§ **Written problem**
Print each line of the listing once more, precisely as given.

(Some records)
□ □ □ □ □

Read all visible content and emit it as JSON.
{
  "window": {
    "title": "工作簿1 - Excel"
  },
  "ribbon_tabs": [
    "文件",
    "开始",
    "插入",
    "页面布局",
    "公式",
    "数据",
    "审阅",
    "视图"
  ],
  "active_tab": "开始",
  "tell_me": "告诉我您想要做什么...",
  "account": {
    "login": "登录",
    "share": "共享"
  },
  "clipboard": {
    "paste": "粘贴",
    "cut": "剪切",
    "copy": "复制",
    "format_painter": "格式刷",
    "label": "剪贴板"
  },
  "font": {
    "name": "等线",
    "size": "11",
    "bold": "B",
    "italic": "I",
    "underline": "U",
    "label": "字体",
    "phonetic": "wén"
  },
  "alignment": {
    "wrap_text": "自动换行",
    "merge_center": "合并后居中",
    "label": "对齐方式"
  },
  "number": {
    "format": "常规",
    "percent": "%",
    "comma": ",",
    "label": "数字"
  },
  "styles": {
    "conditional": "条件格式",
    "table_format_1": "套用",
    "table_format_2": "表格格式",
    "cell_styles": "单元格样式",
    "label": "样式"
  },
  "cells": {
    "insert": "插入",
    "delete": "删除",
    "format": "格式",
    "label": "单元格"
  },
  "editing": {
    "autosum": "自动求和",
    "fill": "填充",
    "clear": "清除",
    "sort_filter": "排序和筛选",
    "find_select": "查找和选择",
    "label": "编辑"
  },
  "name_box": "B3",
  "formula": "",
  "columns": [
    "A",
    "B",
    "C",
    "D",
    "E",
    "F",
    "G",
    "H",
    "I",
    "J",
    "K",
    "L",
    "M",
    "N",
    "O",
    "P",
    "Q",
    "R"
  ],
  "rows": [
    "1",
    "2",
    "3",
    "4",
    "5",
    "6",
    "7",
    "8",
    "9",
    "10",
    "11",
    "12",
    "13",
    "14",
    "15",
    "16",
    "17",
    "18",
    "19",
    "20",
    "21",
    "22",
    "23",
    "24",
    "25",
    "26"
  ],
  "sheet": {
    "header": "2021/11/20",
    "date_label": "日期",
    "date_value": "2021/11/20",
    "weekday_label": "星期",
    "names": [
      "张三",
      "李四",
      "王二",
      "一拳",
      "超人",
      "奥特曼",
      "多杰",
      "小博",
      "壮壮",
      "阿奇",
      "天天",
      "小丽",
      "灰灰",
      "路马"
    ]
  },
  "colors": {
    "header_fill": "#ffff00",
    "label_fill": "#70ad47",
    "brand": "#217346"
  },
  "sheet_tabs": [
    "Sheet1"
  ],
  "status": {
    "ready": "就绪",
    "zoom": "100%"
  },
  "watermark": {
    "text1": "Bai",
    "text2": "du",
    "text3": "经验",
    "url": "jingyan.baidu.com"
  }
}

□ □ □ □ □

§ **Answer to this problem**
Read all visible content and emit it as JSON.
{
  "window": {
    "title": "工作簿1 - Excel"
  },
  "ribbon_tabs": [
    "文件",
    "开始",
    "插入",
    "页面布局",
    "公式",
    "数据",
    "审阅",
    "视图"
  ],
  "active_tab": "开始",
  "tell_me": "告诉我您想要做什么...",
  "account": {
    "login": "登录",
    "share": "共享"
  },
  "clipboard": {
    "paste": "粘贴",
    "cut": "剪切",
    "copy": "复制",
    "format_painter": "格式刷",
    "label": "剪贴板"
  },
  "font": {
    "name": "等线",
    "size": "11",
    "bold": "B",
    "italic": "I",
    "underline": "U",
    "label": "字体",
    "phonetic": "wén"
  },
  "alignment": {
    "wrap_text": "自动换行",
    "merge_center": "合并后居中",
    "label": "对齐方式"
  },
  "number": {
    "format": "常规",
    "percent": "%",
    "comma": ",",
    "label": "数字"
  },
  "styles": {
    "conditional": "条件格式",
    "table_format_1": "套用",
    "table_format_2": "表格格式",
    "cell_styles": "单元格样式",
    "label": "样式"
  },
  "cells": {
    "insert": "插入",
    "delete": "删除",
    "format": "格式",
    "label": "单元格"
  },
  "editing": {
    "autosum": "自动求和",
    "fill": "填充",
    "clear": "清除",
    "sort_filter": "排序和筛选",
    "find_select": "查找和选择",
    "label": "编辑"
  },
  "name_box": "B3",
  "formula": "",
  "columns": [
    "A",
    "B",
    "C",
    "D",
    "E",
    "F",
    "G",
    "H",
    "I",
    "J",
    "K",
    "L",
    "M",
    "N",
    "O",
    "P",
    "Q",
    "R"
  ],
  "rows": [
    "1",
    "2",
    "3",
    "4",
    "5",
    "6",
    "7",
    "8",
    "9",
    "10",
    "11",
    "12",
    "13",
    "14",
    "15",
    "16",
    "17",
    "18",
    "19",
    "20",
    "21",
    "22",
    "23",
    "24",
    "25",
    "26"
  ],
  "sheet": {
    "header": "2021/11/20",
    "date_label": "日期",
    "date_value": "2021/11/20",
    "weekday_label": "星期",
    "names": [
      "张三",
      "李四",
      "王二",
      "一拳",
      "超人",
      "奥特曼",
      "多杰",
      "小博",
      "壮壮",
      "阿奇",
      "天天",
      "小丽",
      "灰灰",
      "路马"
    ]
  },
  "colors": {
    "header_fill": "#ffff00",
    "label_fill": "#70ad47",
    "brand": "#217346"
  },
  "sheet_tabs": [
    "Sheet1"
  ],
  "status": {
    "ready": "就绪",
    "zoom": "100%"
  },
  "watermark": {
    "text1": "Bai",
    "text2": "du",
    "text3": "经验",
    "url": "jingyan.baidu.com"
  }
}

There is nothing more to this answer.